Task prompt | Whenever a line contains the string "title", copy it out of the entries.

Extracted records |
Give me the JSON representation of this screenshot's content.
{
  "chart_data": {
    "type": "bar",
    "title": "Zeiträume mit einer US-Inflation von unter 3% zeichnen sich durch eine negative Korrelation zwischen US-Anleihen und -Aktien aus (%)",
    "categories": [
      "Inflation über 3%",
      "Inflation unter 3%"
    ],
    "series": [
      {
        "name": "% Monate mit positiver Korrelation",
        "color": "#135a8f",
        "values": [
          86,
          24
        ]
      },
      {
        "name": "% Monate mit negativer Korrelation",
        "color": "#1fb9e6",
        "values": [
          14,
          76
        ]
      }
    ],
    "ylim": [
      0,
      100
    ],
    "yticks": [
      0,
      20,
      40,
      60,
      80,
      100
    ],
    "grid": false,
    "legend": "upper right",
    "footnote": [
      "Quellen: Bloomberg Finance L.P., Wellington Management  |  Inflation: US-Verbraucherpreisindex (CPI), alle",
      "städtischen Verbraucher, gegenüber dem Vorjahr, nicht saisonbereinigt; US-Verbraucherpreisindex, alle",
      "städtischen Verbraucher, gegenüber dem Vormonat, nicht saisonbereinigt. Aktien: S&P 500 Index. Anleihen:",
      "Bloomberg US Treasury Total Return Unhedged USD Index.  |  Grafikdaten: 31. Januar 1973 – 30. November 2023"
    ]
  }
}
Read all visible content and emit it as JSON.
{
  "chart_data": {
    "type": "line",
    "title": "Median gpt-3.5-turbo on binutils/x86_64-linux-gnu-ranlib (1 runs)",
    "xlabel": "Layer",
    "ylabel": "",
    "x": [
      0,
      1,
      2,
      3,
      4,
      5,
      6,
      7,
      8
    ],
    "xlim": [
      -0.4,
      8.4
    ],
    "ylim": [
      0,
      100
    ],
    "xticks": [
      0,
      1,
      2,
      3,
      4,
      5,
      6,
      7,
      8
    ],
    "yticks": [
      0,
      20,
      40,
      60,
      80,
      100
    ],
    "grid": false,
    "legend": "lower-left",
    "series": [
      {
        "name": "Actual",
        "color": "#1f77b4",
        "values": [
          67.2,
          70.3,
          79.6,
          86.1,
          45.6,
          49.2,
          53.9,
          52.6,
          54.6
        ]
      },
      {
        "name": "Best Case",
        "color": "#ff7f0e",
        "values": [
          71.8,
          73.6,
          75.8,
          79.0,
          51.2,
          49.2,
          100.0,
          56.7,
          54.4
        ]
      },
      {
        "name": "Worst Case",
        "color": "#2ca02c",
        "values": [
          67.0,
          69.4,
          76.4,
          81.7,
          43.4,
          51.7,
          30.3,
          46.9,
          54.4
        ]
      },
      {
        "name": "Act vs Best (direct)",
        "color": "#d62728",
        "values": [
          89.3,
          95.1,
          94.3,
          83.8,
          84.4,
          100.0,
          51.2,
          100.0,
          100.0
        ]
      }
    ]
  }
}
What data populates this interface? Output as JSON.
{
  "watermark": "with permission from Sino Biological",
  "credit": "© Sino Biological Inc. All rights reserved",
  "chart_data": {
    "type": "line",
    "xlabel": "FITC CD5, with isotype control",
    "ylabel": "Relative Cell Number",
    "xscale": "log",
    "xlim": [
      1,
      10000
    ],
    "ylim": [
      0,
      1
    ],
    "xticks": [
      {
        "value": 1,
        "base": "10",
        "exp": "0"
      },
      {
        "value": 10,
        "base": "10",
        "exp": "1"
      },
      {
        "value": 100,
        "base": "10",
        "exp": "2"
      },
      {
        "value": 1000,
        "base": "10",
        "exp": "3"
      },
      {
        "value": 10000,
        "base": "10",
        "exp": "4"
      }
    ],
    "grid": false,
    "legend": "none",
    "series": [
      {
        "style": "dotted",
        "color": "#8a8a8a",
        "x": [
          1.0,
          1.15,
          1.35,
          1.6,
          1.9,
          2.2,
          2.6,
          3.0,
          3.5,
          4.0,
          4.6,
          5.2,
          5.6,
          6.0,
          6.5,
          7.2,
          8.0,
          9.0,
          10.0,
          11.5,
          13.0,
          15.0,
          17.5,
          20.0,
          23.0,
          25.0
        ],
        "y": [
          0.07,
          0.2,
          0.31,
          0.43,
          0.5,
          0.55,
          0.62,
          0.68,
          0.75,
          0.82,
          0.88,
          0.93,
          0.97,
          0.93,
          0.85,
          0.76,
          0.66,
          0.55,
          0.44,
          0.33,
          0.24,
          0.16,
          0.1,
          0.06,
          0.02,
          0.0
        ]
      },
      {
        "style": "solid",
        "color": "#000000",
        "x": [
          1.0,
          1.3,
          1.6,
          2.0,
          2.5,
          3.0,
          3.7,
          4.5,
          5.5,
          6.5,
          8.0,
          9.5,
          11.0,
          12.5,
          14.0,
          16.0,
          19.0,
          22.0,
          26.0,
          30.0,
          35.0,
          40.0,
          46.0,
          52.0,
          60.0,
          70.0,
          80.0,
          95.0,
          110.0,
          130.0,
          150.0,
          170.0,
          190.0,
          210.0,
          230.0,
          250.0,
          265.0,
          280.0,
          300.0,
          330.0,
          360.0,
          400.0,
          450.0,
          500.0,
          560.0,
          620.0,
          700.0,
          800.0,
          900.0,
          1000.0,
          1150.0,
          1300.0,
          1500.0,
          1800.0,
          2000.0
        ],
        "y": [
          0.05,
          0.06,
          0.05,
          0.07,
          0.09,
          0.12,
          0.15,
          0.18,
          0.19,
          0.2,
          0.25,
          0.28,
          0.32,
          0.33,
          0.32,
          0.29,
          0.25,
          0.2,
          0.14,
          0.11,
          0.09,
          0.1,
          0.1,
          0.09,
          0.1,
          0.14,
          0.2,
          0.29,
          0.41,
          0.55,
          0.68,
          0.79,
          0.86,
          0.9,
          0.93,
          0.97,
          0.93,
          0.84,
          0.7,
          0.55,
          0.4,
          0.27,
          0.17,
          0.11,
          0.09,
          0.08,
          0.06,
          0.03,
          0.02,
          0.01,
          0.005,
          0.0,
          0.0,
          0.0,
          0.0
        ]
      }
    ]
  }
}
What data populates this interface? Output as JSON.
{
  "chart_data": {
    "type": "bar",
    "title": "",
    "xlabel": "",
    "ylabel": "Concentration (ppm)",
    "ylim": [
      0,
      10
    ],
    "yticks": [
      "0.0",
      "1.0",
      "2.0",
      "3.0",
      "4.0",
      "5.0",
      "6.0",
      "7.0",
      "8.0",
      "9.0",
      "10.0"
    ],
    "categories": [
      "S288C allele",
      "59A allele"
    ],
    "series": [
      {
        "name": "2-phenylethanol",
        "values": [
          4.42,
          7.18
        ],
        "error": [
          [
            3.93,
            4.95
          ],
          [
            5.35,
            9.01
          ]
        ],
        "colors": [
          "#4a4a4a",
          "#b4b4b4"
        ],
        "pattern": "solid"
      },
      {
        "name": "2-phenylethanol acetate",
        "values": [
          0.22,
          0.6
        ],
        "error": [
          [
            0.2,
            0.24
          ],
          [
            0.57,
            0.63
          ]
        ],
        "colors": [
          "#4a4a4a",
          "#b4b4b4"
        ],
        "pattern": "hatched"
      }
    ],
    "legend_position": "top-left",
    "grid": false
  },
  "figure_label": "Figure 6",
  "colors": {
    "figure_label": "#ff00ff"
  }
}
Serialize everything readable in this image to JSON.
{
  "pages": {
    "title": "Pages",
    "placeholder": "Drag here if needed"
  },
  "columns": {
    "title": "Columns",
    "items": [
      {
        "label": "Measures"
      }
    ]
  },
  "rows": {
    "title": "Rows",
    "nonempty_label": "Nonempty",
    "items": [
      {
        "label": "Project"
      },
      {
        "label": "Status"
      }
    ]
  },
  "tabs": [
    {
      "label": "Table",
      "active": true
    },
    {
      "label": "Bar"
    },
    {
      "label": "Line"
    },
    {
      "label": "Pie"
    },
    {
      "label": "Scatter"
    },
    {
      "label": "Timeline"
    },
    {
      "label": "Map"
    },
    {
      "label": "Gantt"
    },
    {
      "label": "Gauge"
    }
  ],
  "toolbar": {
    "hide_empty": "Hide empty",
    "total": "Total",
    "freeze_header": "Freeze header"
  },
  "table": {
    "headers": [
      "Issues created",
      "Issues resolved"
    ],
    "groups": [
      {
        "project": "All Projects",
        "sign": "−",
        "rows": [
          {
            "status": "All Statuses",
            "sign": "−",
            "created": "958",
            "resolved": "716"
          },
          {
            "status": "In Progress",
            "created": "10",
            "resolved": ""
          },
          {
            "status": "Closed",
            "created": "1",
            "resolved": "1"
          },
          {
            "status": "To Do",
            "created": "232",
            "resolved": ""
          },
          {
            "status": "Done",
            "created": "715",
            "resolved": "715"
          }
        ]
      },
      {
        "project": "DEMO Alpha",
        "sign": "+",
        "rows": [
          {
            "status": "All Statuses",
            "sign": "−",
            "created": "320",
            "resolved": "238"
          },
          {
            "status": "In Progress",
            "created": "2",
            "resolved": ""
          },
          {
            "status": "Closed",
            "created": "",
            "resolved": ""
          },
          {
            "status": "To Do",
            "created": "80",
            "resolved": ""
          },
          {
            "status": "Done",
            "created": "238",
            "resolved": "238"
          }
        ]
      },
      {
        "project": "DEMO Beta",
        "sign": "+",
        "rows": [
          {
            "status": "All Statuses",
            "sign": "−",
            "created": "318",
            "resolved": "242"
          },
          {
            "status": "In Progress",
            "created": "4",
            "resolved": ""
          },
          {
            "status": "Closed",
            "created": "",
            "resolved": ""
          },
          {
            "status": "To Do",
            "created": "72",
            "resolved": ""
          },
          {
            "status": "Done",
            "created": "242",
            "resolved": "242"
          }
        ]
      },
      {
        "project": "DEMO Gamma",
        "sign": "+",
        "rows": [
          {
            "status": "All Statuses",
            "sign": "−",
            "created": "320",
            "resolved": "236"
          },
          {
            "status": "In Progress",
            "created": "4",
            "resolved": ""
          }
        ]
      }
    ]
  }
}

Answer below |
    "title": "Zeiträume mit einer US-Inflation von unter 3% zeichnen sich durch eine negative Korrelation zwischen US-Anleihen und -Aktien aus (%)",
    "title": "Median gpt-3.5-turbo on binutils/x86_64-linux-gnu-ranlib (1 runs)",
    "title": "",
    "title": "Pages",
    "title": "Columns",
    "title": "Rows",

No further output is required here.